▶ _WHAT IS ASKED_
Gather up every line from the entries below that uses the word "CHÍNH".

[Lines of data]
━━━━━━━━━━━━━━━━

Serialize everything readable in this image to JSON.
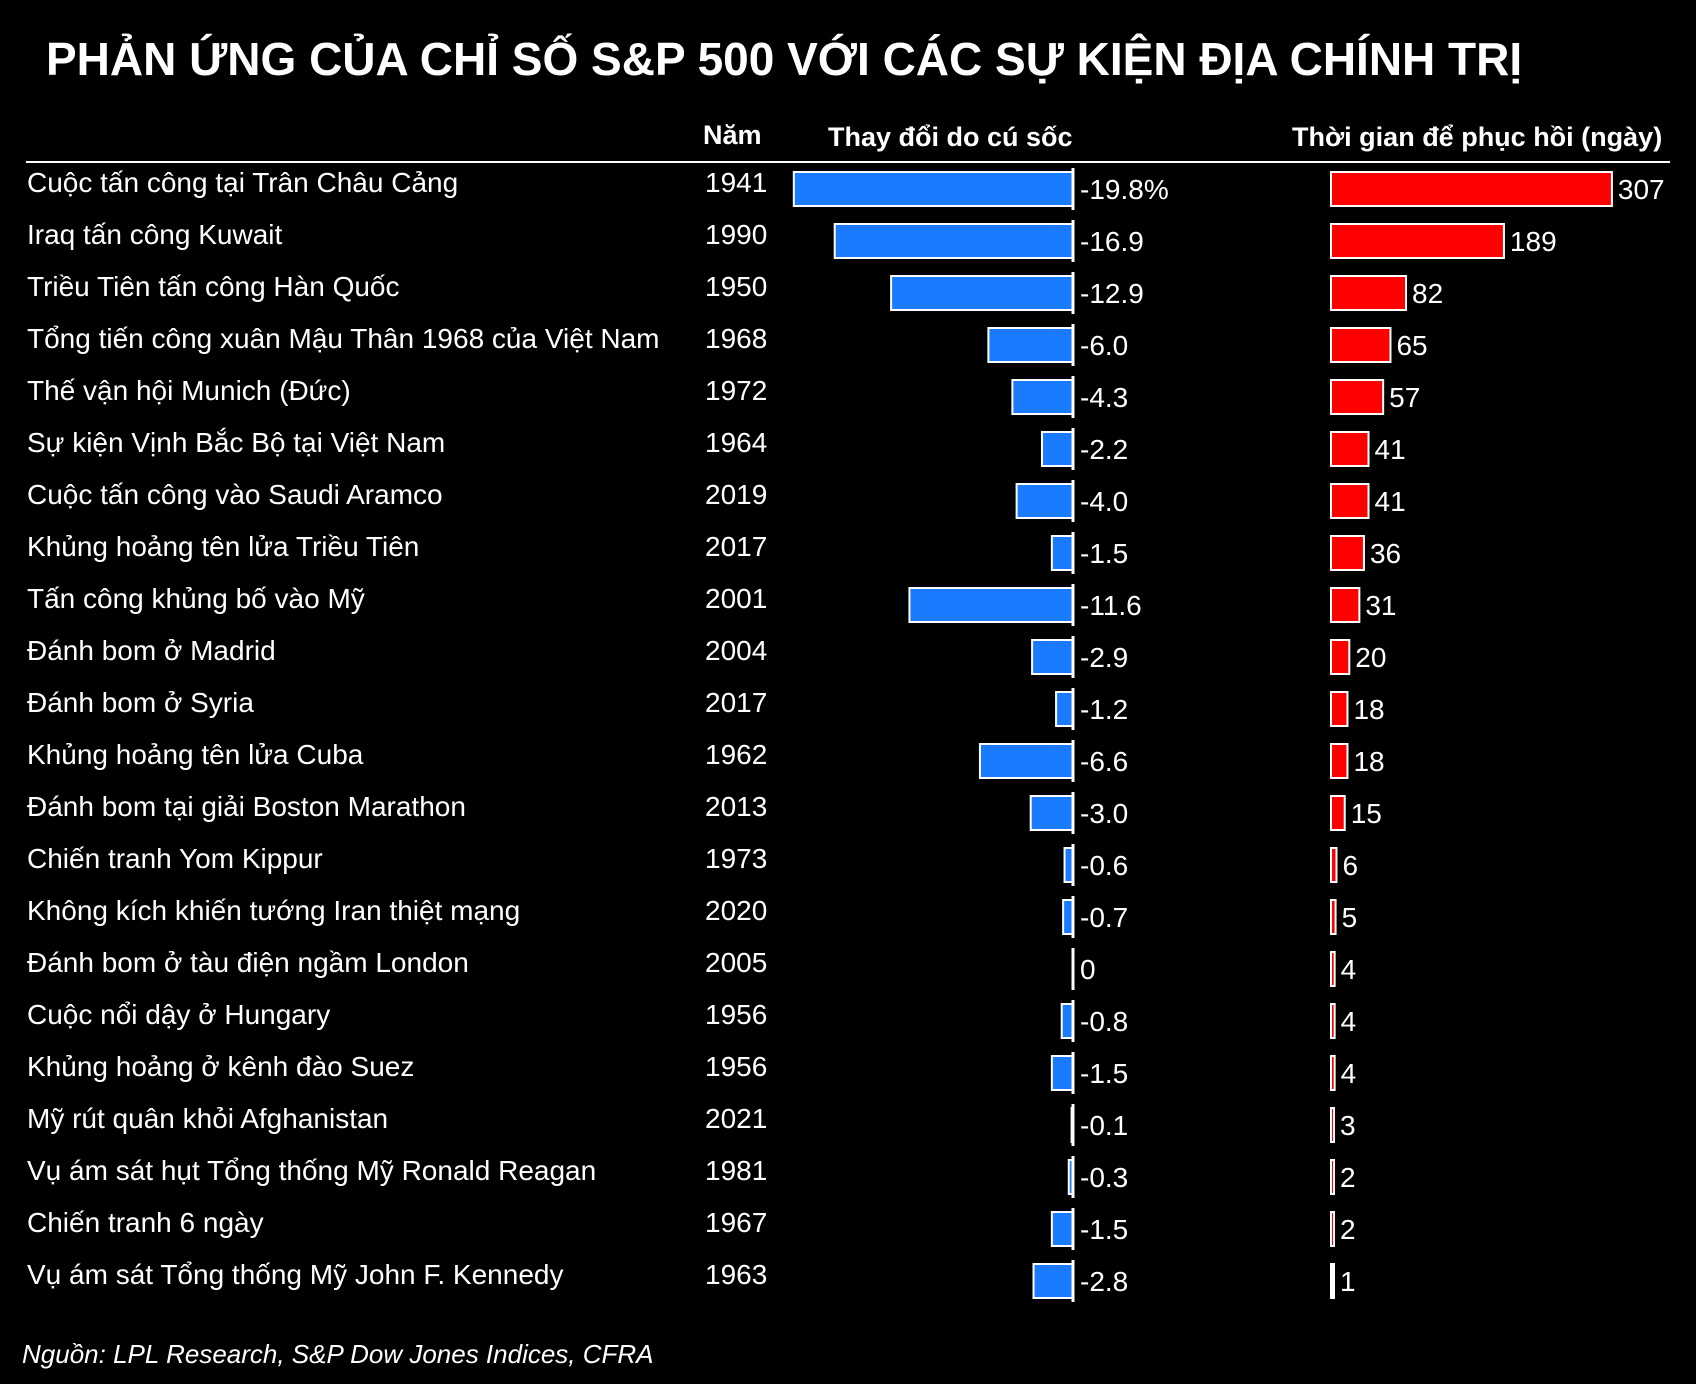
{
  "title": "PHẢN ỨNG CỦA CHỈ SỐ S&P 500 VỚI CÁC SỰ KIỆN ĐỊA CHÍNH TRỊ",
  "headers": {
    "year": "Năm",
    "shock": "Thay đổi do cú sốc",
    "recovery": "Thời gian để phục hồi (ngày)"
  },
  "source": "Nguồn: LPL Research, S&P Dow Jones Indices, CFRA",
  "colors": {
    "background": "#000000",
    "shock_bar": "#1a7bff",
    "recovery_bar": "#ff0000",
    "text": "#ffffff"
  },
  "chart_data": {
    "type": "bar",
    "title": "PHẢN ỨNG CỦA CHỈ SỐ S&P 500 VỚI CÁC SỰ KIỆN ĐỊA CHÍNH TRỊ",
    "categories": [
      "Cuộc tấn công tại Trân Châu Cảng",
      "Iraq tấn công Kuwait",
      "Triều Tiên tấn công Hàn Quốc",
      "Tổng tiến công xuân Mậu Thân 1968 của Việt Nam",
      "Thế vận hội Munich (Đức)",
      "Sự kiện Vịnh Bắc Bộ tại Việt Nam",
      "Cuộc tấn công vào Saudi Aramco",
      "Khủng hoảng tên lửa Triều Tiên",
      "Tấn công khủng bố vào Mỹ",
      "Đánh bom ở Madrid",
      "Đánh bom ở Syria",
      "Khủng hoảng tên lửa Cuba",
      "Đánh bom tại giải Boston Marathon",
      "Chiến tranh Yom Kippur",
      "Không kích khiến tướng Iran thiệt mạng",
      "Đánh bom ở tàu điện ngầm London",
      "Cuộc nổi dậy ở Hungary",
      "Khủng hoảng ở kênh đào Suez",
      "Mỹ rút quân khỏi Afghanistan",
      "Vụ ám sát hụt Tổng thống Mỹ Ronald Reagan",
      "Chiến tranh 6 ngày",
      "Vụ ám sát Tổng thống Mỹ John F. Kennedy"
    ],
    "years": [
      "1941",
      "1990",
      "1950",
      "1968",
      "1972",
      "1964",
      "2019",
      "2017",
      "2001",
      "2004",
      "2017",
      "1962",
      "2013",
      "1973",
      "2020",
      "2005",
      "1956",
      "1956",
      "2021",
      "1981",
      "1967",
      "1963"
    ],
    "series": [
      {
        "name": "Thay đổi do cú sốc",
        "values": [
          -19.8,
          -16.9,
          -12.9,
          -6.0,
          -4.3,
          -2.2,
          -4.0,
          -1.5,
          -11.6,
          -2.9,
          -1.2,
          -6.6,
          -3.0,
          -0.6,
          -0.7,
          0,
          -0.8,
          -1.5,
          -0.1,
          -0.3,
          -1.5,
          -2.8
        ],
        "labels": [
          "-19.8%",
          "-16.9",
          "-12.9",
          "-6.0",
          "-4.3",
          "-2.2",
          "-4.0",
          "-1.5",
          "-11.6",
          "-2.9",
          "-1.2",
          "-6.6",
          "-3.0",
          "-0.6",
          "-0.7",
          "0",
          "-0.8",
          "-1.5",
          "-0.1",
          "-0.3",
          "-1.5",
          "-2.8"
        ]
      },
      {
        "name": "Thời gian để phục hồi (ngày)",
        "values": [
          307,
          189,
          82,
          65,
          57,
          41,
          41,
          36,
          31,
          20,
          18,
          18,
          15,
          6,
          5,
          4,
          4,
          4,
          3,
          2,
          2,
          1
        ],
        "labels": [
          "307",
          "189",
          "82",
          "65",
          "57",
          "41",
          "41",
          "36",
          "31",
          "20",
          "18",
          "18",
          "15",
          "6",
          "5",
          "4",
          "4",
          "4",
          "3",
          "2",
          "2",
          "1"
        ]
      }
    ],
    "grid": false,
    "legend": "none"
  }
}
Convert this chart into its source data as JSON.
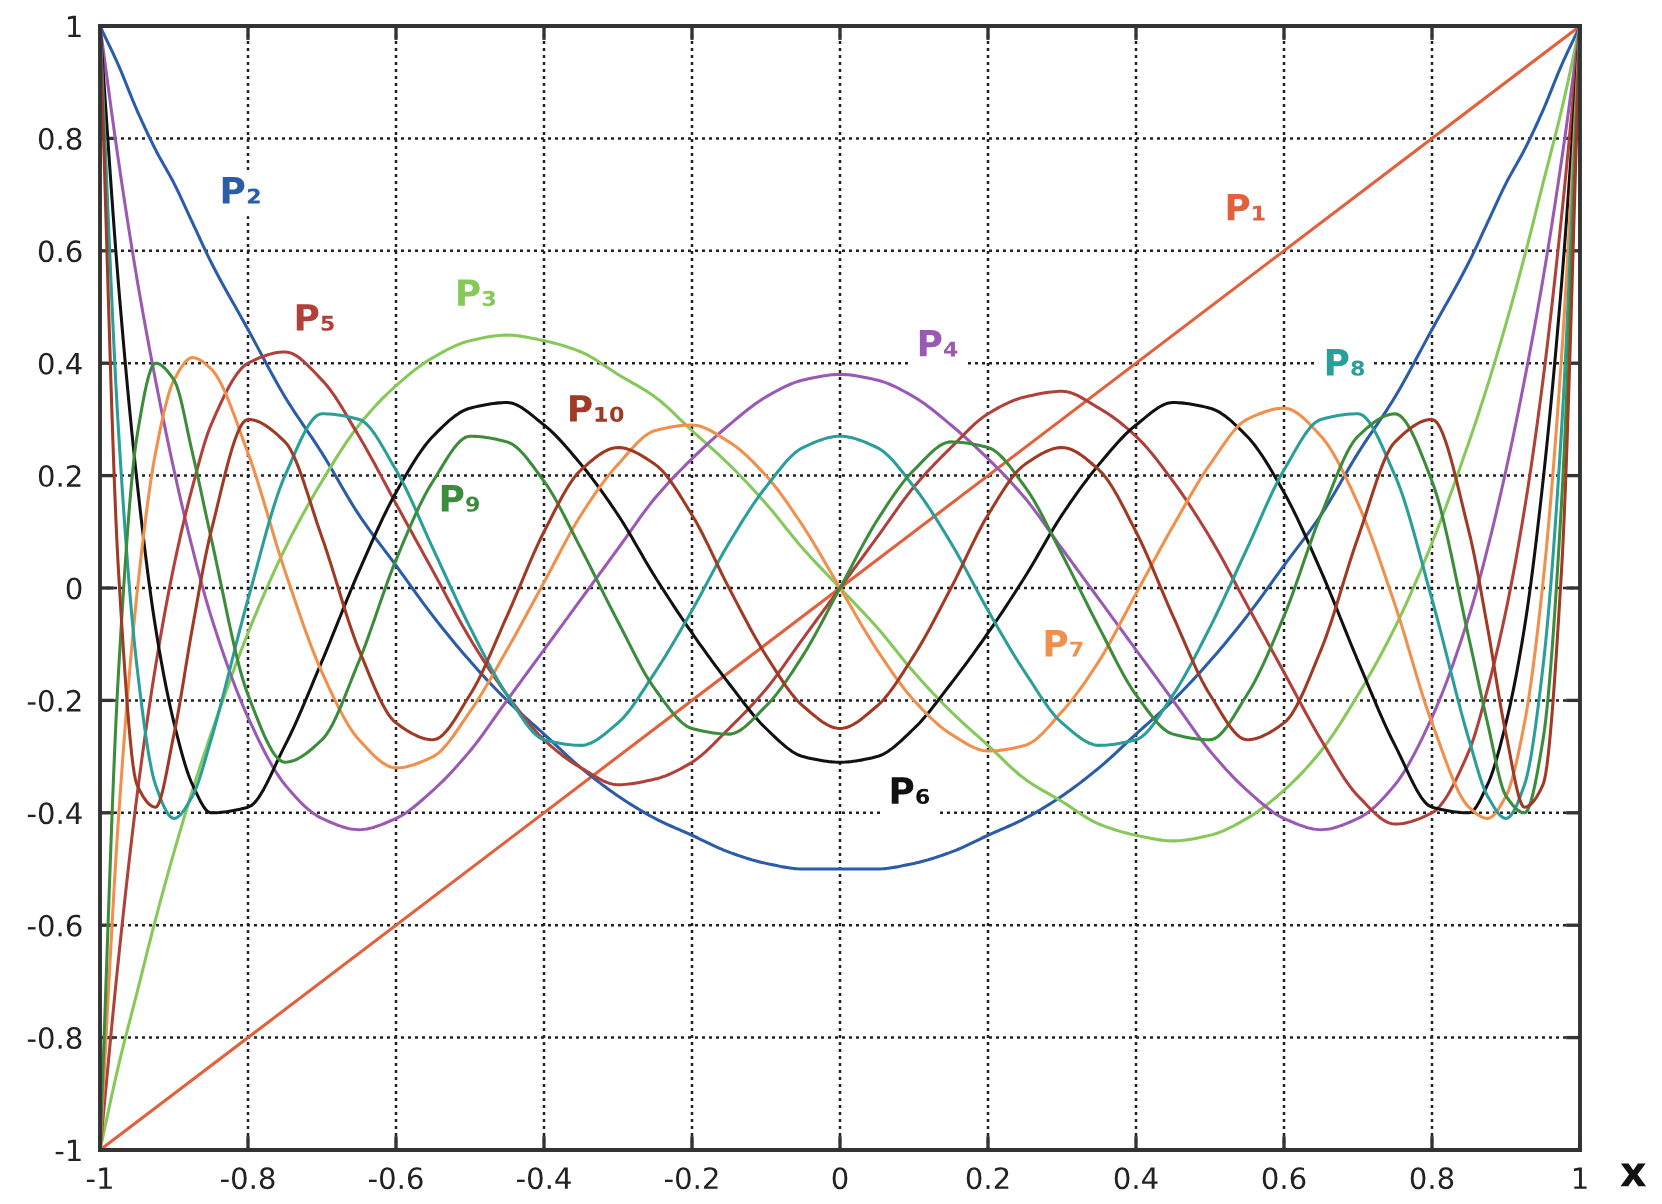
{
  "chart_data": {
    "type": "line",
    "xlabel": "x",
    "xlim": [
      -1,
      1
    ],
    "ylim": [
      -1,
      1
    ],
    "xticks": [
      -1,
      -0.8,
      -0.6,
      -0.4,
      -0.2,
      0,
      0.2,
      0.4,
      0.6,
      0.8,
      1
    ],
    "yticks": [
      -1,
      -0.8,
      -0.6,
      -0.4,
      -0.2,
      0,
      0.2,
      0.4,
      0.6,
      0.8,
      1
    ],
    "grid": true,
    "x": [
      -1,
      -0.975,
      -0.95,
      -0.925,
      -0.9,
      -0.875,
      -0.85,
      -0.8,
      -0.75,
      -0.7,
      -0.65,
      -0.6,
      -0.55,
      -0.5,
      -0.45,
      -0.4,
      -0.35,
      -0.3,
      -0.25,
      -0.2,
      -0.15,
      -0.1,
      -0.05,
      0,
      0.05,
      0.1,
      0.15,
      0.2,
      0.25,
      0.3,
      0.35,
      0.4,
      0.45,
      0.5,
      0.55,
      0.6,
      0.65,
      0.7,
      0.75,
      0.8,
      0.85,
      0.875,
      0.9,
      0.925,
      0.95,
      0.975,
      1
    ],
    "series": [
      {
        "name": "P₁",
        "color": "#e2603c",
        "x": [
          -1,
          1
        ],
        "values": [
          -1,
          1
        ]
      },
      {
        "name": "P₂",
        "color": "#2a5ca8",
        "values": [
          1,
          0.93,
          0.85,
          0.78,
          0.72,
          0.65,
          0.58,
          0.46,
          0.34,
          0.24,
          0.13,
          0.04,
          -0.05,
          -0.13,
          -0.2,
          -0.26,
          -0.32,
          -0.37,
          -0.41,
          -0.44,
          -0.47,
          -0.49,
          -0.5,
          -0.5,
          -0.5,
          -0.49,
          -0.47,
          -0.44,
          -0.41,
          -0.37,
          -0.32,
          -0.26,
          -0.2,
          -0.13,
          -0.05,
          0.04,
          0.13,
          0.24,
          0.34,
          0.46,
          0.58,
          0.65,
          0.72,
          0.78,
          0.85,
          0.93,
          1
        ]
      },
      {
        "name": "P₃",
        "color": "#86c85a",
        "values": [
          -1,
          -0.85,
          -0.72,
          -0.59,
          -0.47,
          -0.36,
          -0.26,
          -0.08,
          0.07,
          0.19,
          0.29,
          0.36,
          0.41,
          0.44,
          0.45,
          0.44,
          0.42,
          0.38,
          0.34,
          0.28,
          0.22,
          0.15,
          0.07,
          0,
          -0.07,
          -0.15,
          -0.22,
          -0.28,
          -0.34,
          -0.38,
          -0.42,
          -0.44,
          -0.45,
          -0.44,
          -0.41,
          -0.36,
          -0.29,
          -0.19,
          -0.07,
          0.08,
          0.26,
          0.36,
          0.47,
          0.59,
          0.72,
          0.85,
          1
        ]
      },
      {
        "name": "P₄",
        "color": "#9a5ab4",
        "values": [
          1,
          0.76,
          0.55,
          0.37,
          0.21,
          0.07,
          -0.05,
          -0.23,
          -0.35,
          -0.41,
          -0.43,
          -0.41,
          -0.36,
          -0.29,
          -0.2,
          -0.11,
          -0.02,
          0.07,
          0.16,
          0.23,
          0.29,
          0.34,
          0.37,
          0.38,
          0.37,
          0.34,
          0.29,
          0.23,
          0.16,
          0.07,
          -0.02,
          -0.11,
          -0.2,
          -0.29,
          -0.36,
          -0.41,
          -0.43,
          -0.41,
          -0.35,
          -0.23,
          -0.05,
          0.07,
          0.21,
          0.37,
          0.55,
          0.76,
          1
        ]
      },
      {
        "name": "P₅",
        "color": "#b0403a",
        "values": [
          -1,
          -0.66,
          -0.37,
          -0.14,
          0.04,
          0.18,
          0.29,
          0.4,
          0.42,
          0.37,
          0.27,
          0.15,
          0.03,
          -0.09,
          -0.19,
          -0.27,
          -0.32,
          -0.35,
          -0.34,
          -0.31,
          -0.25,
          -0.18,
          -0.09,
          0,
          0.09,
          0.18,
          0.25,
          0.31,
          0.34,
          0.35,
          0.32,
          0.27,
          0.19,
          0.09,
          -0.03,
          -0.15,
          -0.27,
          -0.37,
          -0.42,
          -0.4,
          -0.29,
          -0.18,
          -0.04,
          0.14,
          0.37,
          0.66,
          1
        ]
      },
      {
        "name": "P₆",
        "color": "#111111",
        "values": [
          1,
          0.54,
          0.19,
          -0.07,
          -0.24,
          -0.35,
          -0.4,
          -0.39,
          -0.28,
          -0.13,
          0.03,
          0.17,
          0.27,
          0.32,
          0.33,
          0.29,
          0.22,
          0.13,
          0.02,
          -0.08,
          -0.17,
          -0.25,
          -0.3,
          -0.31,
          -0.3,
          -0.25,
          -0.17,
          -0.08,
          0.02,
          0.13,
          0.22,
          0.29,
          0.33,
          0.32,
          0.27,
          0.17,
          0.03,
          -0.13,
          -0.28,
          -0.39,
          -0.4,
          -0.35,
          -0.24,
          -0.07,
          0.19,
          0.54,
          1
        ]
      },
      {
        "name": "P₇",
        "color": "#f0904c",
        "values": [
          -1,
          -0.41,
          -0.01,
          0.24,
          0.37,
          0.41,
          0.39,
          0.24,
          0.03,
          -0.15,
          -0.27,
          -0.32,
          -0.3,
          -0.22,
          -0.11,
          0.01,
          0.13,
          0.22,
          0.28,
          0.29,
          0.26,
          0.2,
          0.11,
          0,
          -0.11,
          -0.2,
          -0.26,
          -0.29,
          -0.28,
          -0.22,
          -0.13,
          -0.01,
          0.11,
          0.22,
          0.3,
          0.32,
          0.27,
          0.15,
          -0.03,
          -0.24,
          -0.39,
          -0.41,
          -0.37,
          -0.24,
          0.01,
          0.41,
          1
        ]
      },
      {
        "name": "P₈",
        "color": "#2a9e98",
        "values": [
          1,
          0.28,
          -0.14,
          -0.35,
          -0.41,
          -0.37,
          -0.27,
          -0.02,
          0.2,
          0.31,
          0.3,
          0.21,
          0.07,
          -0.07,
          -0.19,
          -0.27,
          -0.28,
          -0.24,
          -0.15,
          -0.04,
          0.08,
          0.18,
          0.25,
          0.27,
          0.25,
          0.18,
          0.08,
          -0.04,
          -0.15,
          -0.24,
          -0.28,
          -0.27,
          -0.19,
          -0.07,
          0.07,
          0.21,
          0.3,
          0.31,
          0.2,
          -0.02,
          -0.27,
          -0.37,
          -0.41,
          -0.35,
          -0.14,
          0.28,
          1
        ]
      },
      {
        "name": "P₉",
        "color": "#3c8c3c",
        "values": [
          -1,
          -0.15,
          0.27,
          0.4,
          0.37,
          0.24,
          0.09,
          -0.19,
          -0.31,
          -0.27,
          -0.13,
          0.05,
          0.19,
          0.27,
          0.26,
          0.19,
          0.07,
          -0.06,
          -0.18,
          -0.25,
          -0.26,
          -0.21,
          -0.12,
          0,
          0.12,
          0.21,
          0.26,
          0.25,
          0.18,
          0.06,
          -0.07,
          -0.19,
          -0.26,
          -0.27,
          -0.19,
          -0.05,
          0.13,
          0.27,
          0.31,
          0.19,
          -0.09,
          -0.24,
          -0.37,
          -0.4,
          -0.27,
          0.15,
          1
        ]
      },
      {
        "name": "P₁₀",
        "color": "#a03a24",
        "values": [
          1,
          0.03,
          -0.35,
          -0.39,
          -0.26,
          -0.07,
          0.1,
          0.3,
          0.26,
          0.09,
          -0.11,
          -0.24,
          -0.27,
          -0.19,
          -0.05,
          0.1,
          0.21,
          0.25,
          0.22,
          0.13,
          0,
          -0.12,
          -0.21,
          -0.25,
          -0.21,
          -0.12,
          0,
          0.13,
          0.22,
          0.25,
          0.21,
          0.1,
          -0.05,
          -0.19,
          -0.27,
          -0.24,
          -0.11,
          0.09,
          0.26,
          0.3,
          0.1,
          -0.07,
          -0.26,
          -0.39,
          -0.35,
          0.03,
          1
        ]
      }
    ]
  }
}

━━━━━━━━━━━━━━━━

▶ _EXERCISE OUTPUT_
  "title": "PHẢN ỨNG CỦA CHỈ SỐ S&P 500 VỚI CÁC SỰ KIỆN ĐỊA CHÍNH TRỊ",
    "title": "PHẢN ỨNG CỦA CHỈ SỐ S&P 500 VỚI CÁC SỰ KIỆN ĐỊA CHÍNH TRỊ",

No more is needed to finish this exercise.